# [TASK]
Wherever the string "Student" occurs in a line of these records, report that line.

[DATA EXTRACT start]

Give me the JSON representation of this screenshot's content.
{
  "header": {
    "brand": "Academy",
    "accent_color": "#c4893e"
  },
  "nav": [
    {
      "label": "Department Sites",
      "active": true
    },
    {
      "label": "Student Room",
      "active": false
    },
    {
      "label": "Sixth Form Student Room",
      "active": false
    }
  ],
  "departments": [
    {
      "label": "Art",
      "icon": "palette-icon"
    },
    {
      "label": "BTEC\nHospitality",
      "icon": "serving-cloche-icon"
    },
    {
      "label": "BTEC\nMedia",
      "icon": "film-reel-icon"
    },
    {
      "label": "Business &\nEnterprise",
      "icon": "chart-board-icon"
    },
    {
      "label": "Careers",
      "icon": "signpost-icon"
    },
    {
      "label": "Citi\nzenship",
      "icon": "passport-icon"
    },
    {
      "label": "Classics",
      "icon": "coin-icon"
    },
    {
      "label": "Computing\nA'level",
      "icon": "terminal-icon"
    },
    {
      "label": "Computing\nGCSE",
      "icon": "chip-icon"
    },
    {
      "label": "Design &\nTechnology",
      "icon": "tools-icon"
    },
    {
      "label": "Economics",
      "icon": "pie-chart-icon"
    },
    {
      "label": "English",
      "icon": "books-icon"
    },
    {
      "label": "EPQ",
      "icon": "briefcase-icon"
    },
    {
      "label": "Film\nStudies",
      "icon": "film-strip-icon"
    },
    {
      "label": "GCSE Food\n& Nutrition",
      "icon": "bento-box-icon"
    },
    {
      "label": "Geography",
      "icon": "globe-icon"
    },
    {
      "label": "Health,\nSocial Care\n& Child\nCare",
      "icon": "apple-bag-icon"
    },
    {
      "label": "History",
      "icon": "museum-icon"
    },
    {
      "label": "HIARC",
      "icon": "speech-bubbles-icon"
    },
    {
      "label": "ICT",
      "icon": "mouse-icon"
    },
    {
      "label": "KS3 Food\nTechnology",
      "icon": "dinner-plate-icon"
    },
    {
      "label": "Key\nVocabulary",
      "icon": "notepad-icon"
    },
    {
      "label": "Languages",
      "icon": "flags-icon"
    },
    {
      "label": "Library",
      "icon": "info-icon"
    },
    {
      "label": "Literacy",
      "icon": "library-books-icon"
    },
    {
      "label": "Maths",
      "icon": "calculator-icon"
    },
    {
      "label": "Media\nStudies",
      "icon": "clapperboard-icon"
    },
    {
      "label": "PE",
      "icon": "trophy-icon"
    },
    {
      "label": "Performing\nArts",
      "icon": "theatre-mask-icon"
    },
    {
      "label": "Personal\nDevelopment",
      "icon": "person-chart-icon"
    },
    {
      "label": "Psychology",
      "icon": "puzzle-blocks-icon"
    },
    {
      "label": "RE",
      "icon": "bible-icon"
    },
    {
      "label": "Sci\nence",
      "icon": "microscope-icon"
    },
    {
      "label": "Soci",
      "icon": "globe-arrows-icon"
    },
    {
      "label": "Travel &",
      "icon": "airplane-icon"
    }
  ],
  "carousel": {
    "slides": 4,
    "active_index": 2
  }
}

[DATA EXTRACT end]

# [ANSWER]
      "label": "Student Room",
      "label": "Sixth Form Student Room",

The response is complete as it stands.